WHAT YOU ARE ASKED TO DO – Every line below that mentions the word "color" should be copied out.
━━━━
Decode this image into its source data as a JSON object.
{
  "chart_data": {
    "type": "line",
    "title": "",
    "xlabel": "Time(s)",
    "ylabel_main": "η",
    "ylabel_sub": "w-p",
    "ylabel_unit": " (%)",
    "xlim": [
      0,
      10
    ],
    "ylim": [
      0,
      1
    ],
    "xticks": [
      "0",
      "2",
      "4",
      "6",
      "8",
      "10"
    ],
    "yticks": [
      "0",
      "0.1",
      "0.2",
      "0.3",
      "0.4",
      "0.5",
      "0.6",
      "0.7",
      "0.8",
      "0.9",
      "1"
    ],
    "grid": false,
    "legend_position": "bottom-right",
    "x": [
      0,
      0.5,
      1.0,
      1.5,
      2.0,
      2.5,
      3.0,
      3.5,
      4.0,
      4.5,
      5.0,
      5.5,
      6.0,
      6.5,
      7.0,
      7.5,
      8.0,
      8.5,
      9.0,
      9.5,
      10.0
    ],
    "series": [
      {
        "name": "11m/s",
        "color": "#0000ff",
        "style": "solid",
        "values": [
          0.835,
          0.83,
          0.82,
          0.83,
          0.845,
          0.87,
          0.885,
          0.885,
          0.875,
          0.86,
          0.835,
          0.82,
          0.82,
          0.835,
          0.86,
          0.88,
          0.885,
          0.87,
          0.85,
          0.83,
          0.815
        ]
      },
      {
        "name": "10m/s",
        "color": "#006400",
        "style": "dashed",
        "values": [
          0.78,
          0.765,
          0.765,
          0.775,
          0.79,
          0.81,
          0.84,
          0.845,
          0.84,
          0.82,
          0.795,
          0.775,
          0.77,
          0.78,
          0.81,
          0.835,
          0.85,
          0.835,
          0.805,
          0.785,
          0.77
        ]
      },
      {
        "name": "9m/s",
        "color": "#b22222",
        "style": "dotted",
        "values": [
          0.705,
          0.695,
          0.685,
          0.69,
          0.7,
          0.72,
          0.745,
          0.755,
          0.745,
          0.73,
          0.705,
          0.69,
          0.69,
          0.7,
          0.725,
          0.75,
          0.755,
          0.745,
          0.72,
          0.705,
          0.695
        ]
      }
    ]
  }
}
━━━━
RESULT OF THIS TASK –
        "color": "#0000ff",
        "color": "#006400",
        "color": "#b22222",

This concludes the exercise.